• _Stated exercise_: List, from the lines below, each one with "Chopina" in it.

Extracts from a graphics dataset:

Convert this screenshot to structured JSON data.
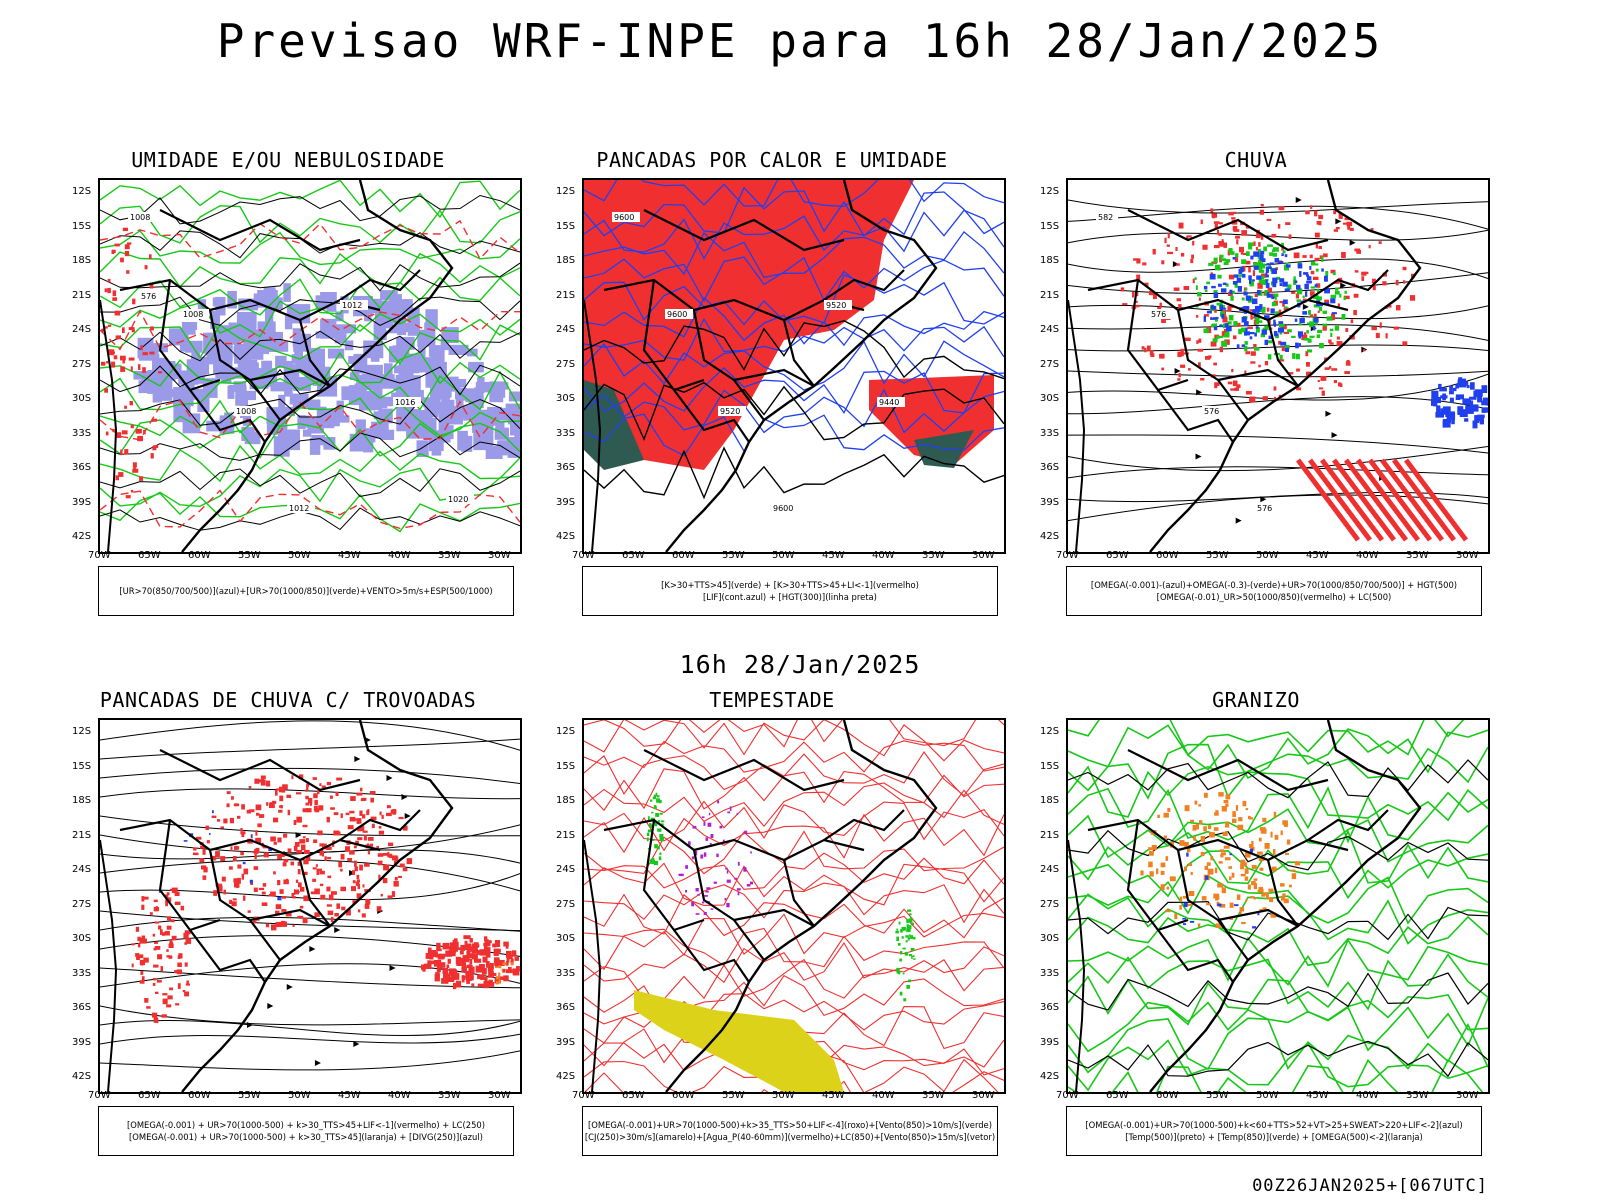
{
  "title": "Previsao WRF-INPE  para 16h 28/Jan/2025",
  "subtitle": "16h 28/Jan/2025",
  "footer": "00Z26JAN2025+[067UTC]",
  "axis": {
    "lat_labels": [
      "12S",
      "15S",
      "18S",
      "21S",
      "24S",
      "27S",
      "30S",
      "33S",
      "36S",
      "39S",
      "42S"
    ],
    "lon_labels": [
      "70W",
      "65W",
      "60W",
      "55W",
      "50W",
      "45W",
      "40W",
      "35W",
      "30W"
    ]
  },
  "colors": {
    "red": "#f03030",
    "green": "#18c818",
    "blue": "#2040f0",
    "lavender": "#9a9ae8",
    "darkteal": "#2f5a52",
    "yellow": "#dcd21a",
    "orange": "#f08020",
    "purple": "#b020d0"
  },
  "panels": [
    {
      "title": "UMIDADE E/OU NEBULOSIDADE",
      "legend": [
        "[UR>70(850/700/500)](azul)+[UR>70(1000/850)](verde)+VENTO>5m/s+ESP(500/1000)"
      ],
      "contour_labels": [
        "1008",
        "1008",
        "1008",
        "1012",
        "1012",
        "1016",
        "1020",
        "576"
      ]
    },
    {
      "title": "PANCADAS POR CALOR E UMIDADE",
      "legend": [
        "[K>30+TTS>45](verde) + [K>30+TTS>45+LI<-1](vermelho)",
        "[LIF](cont.azul) + [HGT(300)](linha preta)"
      ],
      "contour_labels": [
        "9600",
        "9600",
        "9520",
        "9600",
        "9520",
        "9440"
      ]
    },
    {
      "title": "CHUVA",
      "legend": [
        "[OMEGA(-0.001)-(azul)+OMEGA(-0.3)-(verde)+UR>70(1000/850/700/500)] + HGT(500)",
        "[OMEGA(-0.01)_UR>50(1000/850)(vermelho) + LC(500)"
      ],
      "contour_labels": [
        "582",
        "576",
        "576",
        "576"
      ]
    },
    {
      "title": "PANCADAS DE CHUVA C/ TROVOADAS",
      "legend": [
        "[OMEGA(-0.001) + UR>70(1000-500) + k>30_TTS>45+LIF<-1](vermelho) + LC(250)",
        "[OMEGA(-0.001) + UR>70(1000-500) + k>30_TTS>45](laranja) + [DIVG(250)](azul)"
      ],
      "contour_labels": []
    },
    {
      "title": "TEMPESTADE",
      "legend": [
        "[OMEGA(-0.001)+UR>70(1000-500)+k>35_TTS>50+LIF<-4](roxo)+[Vento(850)>10m/s](verde)",
        "[CJ(250)>30m/s](amarelo)+[Agua_P(40-60mm)](vermelho)+LC(850)+[Vento(850)>15m/s](vetor)"
      ],
      "contour_labels": []
    },
    {
      "title": "GRANIZO",
      "legend": [
        "[OMEGA(-0.001)+UR>70(1000-500)+k<60+TTS>52+VT>25+SWEAT>220+LIF<-2](azul)",
        "[Temp(500)](preto) + [Temp(850)](verde) + [OMEGA(500)<-2](laranja)"
      ],
      "contour_labels": []
    }
  ]
}
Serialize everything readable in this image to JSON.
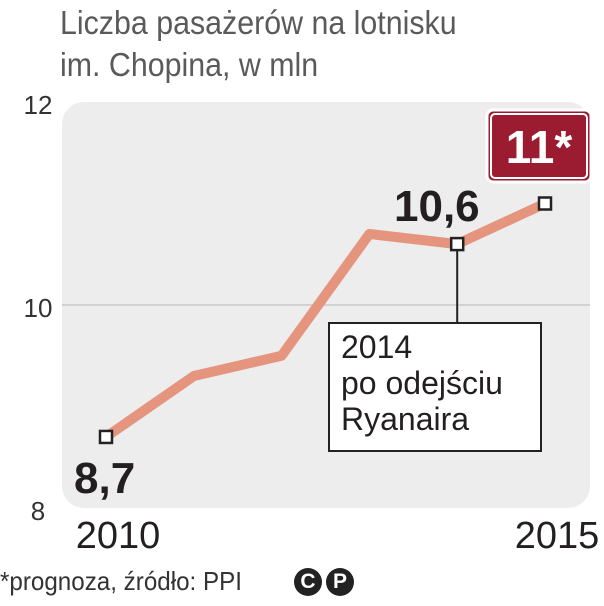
{
  "title_lines": [
    "Liczba pasażerów na lotnisku",
    "im. Chopina, w mln"
  ],
  "footer_text": "*prognoza, źródło: PPI",
  "license_icons": [
    "creative-commons-icon",
    "public-domain-icon"
  ],
  "colors": {
    "line": "#e5947e",
    "plot_bg": "#ededed",
    "badge": "#9b1b31",
    "text": "#231f20"
  },
  "chart_data": {
    "type": "line",
    "title": "Liczba pasażerów na lotnisku im. Chopina, w mln",
    "x_tick_labels": [
      "2010",
      "2015"
    ],
    "y_ticks": [
      8,
      10,
      12
    ],
    "y_tick_labels": [
      "8",
      "10",
      "12"
    ],
    "ylim": [
      8,
      12
    ],
    "grid": true,
    "series": [
      {
        "x": [
          2010,
          2011,
          2012,
          2013,
          2014,
          2015
        ],
        "values": [
          8.7,
          9.3,
          9.5,
          10.7,
          10.6,
          11.0
        ]
      }
    ],
    "marked_points": [
      2010,
      2014,
      2015
    ],
    "data_labels": [
      {
        "x": 2010,
        "text": "8,7"
      },
      {
        "x": 2014,
        "text": "10,6"
      },
      {
        "x": 2015,
        "text": "11*"
      }
    ],
    "annotation": {
      "x": 2014,
      "lines": [
        "2014",
        "po odejściu",
        "Ryanaira"
      ]
    }
  }
}
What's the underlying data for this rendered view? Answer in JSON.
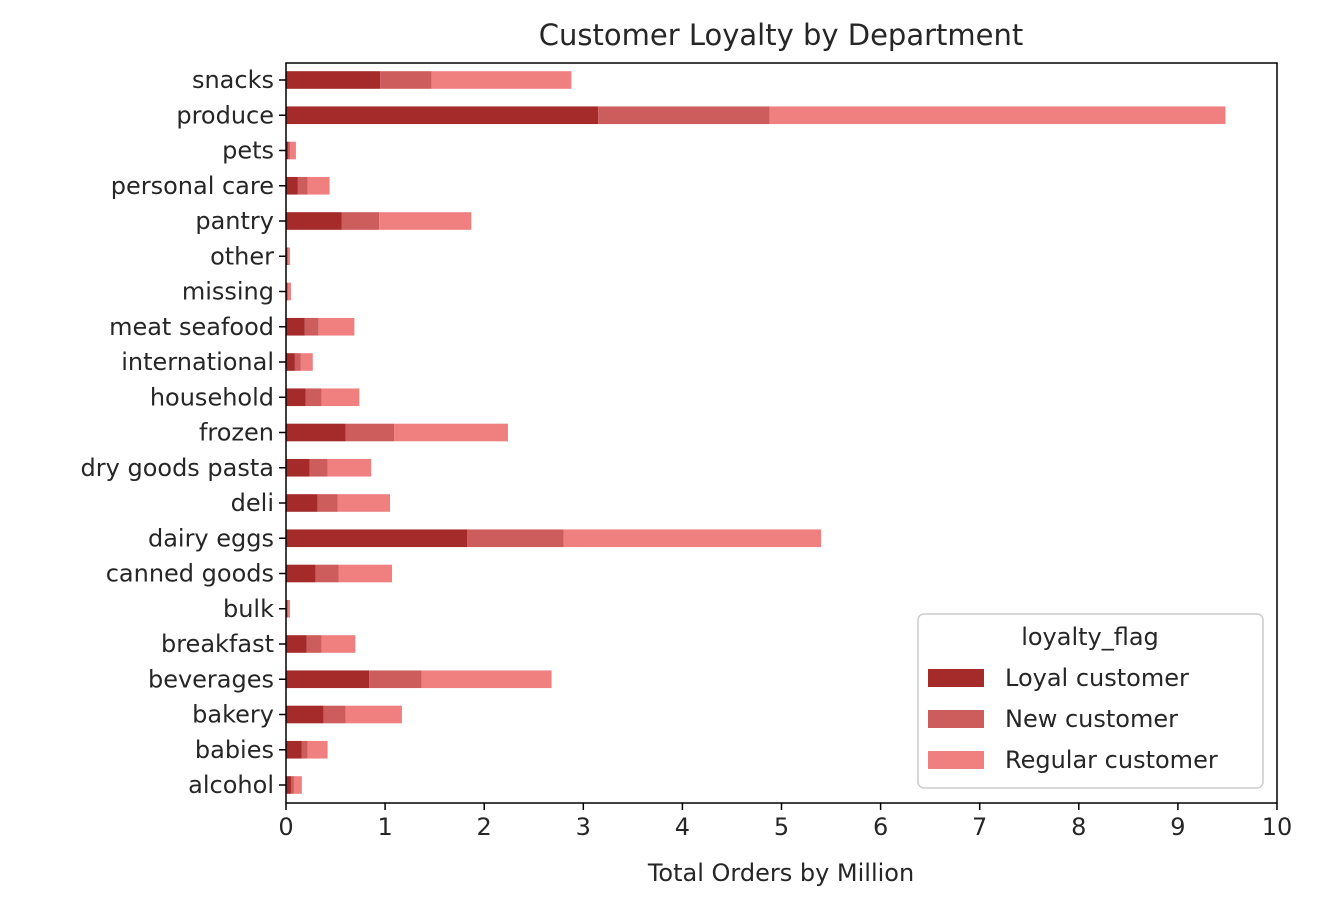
{
  "chart_data": {
    "type": "bar",
    "orientation": "horizontal",
    "stacked": true,
    "title": "Customer Loyalty by Department",
    "xlabel": "Total Orders by Million",
    "ylabel": "",
    "xlim": [
      0,
      10
    ],
    "xticks": [
      "0",
      "1",
      "2",
      "3",
      "4",
      "5",
      "6",
      "7",
      "8",
      "9",
      "10"
    ],
    "grid": false,
    "legend": {
      "title": "loyalty_flag",
      "position": "lower-right"
    },
    "categories": [
      "alcohol",
      "babies",
      "bakery",
      "beverages",
      "breakfast",
      "bulk",
      "canned goods",
      "dairy eggs",
      "deli",
      "dry goods pasta",
      "frozen",
      "household",
      "international",
      "meat seafood",
      "missing",
      "other",
      "pantry",
      "personal care",
      "pets",
      "produce",
      "snacks"
    ],
    "series": [
      {
        "name": "Loyal customer",
        "color": "#a52a2a",
        "values": [
          0.05,
          0.16,
          0.38,
          0.84,
          0.21,
          0.01,
          0.3,
          1.83,
          0.32,
          0.24,
          0.6,
          0.2,
          0.09,
          0.19,
          0.01,
          0.01,
          0.56,
          0.12,
          0.02,
          3.15,
          0.95
        ]
      },
      {
        "name": "New customer",
        "color": "#cd5c5c",
        "values": [
          0.03,
          0.06,
          0.22,
          0.53,
          0.15,
          0.01,
          0.23,
          0.97,
          0.2,
          0.18,
          0.49,
          0.16,
          0.06,
          0.14,
          0.01,
          0.01,
          0.38,
          0.1,
          0.02,
          1.73,
          0.52
        ]
      },
      {
        "name": "Regular customer",
        "color": "#f08080",
        "values": [
          0.08,
          0.2,
          0.57,
          1.31,
          0.34,
          0.02,
          0.54,
          2.6,
          0.53,
          0.44,
          1.15,
          0.38,
          0.12,
          0.36,
          0.03,
          0.02,
          0.93,
          0.22,
          0.06,
          4.6,
          1.41
        ]
      }
    ]
  }
}
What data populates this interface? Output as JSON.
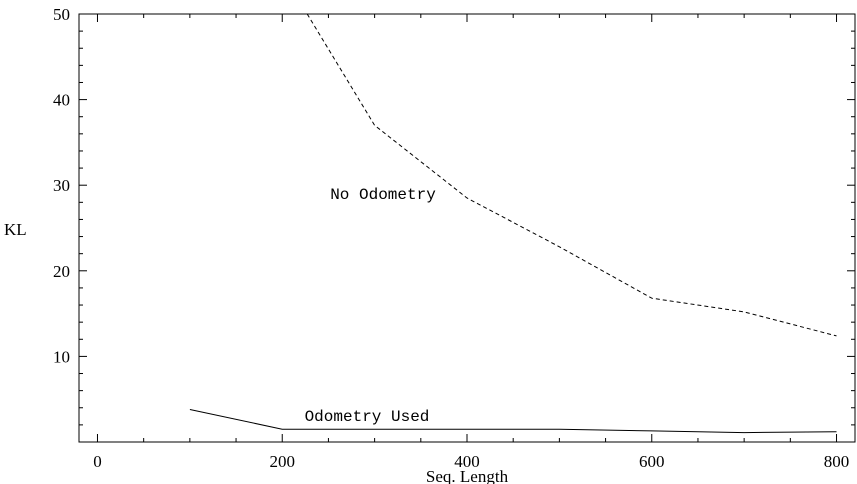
{
  "chart_data": {
    "type": "line",
    "title": "",
    "xlabel": "Seq. Length",
    "ylabel": "KL",
    "xlim": [
      -20,
      820
    ],
    "ylim": [
      0,
      50
    ],
    "xticks": [
      0,
      200,
      400,
      600,
      800
    ],
    "xtick_labels": [
      "0",
      "200",
      "400",
      "600",
      "800"
    ],
    "yticks": [
      10,
      20,
      30,
      40,
      50
    ],
    "ytick_labels": [
      "10",
      "20",
      "30",
      "40",
      "50"
    ],
    "grid": false,
    "series": [
      {
        "name": "No Odometry",
        "style": "dashed",
        "x": [
          227,
          300,
          400,
          500,
          600,
          700,
          800
        ],
        "y": [
          50,
          37,
          28.5,
          22.8,
          16.8,
          15.2,
          12.4
        ]
      },
      {
        "name": "Odometry Used",
        "style": "solid",
        "x": [
          100,
          200,
          300,
          400,
          500,
          600,
          700,
          800
        ],
        "y": [
          3.8,
          1.5,
          1.5,
          1.5,
          1.5,
          1.3,
          1.1,
          1.2
        ]
      }
    ]
  }
}
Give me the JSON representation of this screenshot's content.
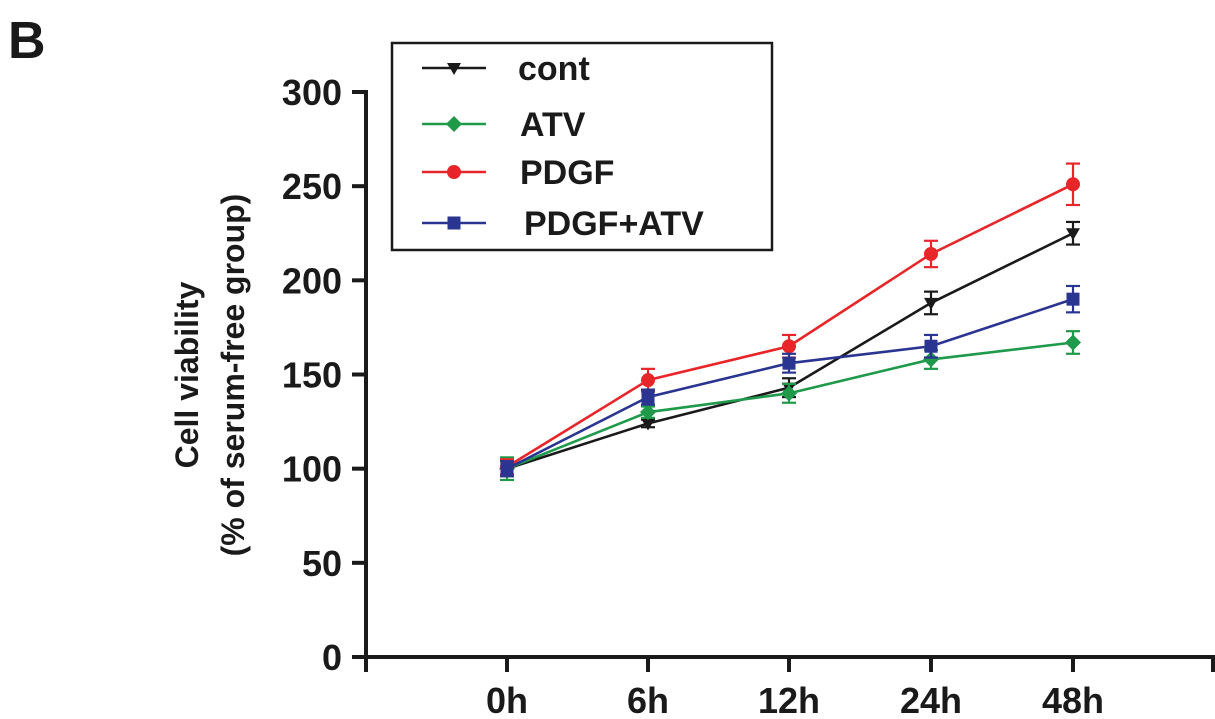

• _Written solution_:
    "im. Chopina, w mln"
    "title": "Liczba pasażerów na lotnisku im. Chopina, w mln",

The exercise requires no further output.